▶ Instructions to follow: Look through the data below. Pick out the lines holding the string "horizontal".

+---+

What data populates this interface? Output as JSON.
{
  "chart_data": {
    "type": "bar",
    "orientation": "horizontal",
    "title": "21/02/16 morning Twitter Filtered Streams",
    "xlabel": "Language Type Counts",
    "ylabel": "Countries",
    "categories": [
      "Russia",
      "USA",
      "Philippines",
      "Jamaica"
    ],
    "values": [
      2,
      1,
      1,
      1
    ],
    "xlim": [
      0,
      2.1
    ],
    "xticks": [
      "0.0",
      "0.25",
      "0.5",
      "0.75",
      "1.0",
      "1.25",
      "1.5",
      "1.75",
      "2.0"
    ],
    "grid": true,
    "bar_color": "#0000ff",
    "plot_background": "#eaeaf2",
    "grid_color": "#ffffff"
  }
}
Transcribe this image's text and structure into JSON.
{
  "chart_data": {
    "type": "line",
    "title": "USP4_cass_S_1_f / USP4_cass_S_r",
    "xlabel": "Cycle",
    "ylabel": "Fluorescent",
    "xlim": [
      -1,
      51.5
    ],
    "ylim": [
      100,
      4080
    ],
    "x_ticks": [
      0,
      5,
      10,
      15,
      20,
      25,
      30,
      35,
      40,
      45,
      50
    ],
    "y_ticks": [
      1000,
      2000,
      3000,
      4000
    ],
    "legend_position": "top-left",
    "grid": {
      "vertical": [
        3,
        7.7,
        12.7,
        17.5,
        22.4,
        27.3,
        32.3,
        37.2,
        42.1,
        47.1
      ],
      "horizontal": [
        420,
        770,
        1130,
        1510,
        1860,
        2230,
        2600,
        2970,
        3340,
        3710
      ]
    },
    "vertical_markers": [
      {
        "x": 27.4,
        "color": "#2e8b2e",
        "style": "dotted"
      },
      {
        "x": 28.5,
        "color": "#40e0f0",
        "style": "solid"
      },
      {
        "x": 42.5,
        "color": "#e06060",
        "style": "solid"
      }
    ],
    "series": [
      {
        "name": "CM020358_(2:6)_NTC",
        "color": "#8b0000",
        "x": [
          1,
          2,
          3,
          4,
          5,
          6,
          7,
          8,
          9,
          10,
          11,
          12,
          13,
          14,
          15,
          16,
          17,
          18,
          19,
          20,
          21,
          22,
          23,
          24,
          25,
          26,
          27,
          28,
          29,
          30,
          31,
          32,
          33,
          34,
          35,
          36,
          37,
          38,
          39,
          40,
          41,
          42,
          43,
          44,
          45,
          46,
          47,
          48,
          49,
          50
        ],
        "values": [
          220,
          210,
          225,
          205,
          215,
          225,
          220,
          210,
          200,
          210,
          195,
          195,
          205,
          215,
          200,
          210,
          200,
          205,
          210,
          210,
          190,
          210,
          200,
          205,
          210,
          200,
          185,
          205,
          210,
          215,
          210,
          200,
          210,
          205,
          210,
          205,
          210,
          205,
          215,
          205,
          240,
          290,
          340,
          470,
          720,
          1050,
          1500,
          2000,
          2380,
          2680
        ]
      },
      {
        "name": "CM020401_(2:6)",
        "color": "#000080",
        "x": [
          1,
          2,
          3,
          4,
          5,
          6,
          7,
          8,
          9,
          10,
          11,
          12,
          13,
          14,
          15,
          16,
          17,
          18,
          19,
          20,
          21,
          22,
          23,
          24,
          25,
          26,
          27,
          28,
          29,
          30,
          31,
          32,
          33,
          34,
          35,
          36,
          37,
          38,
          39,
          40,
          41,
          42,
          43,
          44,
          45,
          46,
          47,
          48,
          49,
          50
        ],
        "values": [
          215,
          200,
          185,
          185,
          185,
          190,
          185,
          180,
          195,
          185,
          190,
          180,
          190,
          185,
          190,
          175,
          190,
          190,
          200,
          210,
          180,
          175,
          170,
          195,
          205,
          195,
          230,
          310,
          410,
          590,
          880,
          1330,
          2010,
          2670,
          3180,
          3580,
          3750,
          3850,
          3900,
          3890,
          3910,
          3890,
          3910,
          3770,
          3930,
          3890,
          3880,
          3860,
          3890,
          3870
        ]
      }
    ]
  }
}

+---+

▶ Answer to this problem:
    "orientation": "horizontal",
      "horizontal": [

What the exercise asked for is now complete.